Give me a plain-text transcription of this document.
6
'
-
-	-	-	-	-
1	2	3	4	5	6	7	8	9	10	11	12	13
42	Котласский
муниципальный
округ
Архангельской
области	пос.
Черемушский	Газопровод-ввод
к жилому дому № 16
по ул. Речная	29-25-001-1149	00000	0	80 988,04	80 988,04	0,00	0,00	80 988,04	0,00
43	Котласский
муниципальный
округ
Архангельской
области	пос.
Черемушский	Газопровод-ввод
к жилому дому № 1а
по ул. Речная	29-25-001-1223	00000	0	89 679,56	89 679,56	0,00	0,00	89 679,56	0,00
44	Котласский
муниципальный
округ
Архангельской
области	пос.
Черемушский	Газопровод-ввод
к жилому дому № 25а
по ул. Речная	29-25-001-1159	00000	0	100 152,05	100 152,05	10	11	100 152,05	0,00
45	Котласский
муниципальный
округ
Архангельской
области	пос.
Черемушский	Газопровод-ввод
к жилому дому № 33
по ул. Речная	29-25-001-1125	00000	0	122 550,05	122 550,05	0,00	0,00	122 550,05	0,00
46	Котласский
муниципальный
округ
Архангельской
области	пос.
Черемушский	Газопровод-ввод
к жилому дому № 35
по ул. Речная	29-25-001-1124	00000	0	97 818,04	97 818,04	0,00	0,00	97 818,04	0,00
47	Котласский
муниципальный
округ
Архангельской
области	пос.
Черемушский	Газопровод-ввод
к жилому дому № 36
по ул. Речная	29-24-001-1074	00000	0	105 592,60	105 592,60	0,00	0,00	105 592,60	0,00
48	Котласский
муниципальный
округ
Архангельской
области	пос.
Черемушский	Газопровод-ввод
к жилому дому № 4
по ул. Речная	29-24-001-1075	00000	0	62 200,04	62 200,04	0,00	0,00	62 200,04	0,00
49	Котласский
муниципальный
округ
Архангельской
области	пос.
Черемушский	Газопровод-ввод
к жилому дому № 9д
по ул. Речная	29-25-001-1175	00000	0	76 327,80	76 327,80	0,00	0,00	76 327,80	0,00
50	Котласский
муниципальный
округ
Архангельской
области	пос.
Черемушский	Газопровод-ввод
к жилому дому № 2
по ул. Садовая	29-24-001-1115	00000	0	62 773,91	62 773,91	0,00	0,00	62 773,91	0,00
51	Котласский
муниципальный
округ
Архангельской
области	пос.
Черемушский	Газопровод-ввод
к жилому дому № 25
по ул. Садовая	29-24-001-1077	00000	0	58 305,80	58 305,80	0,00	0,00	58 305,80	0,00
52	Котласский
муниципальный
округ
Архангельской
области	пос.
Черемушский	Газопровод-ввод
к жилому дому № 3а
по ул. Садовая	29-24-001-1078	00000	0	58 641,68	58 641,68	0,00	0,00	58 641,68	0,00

Given exercise
Extract the complete data, matching each line exactly.

Task output
Give me a plain-text transcription of this document.
6
'
-
-	-	-	-	-
1	2	3	4	5	6	7	8	9	10	11	12	13
42	Котласский
муниципальный
округ
Архангельской
области	пос.
Черемушский	Газопровод-ввод
к жилому дому № 16
по ул. Речная	29-25-001-1149	00000	0	80 988,04	80 988,04	0,00	0,00	80 988,04	0,00
43	Котласский
муниципальный
округ
Архангельской
области	пос.
Черемушский	Газопровод-ввод
к жилому дому № 1а
по ул. Речная	29-25-001-1223	00000	0	89 679,56	89 679,56	0,00	0,00	89 679,56	0,00
44	Котласский
муниципальный
округ
Архангельской
области	пос.
Черемушский	Газопровод-ввод
к жилому дому № 25а
по ул. Речная	29-25-001-1159	00000	0	100 152,05	100 152,05	10	11	100 152,05	0,00
45	Котласский
муниципальный
округ
Архангельской
области	пос.
Черемушский	Газопровод-ввод
к жилому дому № 33
по ул. Речная	29-25-001-1125	00000	0	122 550,05	122 550,05	0,00	0,00	122 550,05	0,00
46	Котласский
муниципальный
округ
Архангельской
области	пос.
Черемушский	Газопровод-ввод
к жилому дому № 35
по ул. Речная	29-25-001-1124	00000	0	97 818,04	97 818,04	0,00	0,00	97 818,04	0,00
47	Котласский
муниципальный
округ
Архангельской
области	пос.
Черемушский	Газопровод-ввод
к жилому дому № 36
по ул. Речная	29-24-001-1074	00000	0	105 592,60	105 592,60	0,00	0,00	105 592,60	0,00
48	Котласский
муниципальный
округ
Архангельской
области	пос.
Черемушский	Газопровод-ввод
к жилому дому № 4
по ул. Речная	29-24-001-1075	00000	0	62 200,04	62 200,04	0,00	0,00	62 200,04	0,00
49	Котласский
муниципальный
округ
Архангельской
области	пос.
Черемушский	Газопровод-ввод
к жилому дому № 9д
по ул. Речная	29-25-001-1175	00000	0	76 327,80	76 327,80	0,00	0,00	76 327,80	0,00
50	Котласский
муниципальный
округ
Архангельской
области	пос.
Черемушский	Газопровод-ввод
к жилому дому № 2
по ул. Садовая	29-24-001-1115	00000	0	62 773,91	62 773,91	0,00	0,00	62 773,91	0,00
51	Котласский
муниципальный
округ
Архангельской
области	пос.
Черемушский	Газопровод-ввод
к жилому дому № 25
по ул. Садовая	29-24-001-1077	00000	0	58 305,80	58 305,80	0,00	0,00	58 305,80	0,00
52	Котласский
муниципальный
округ
Архангельской
области	пос.
Черемушский	Газопровод-ввод
к жилому дому № 3а
по ул. Садовая	29-24-001-1078	00000	0	58 641,68	58 641,68	0,00	0,00	58 641,68	0,00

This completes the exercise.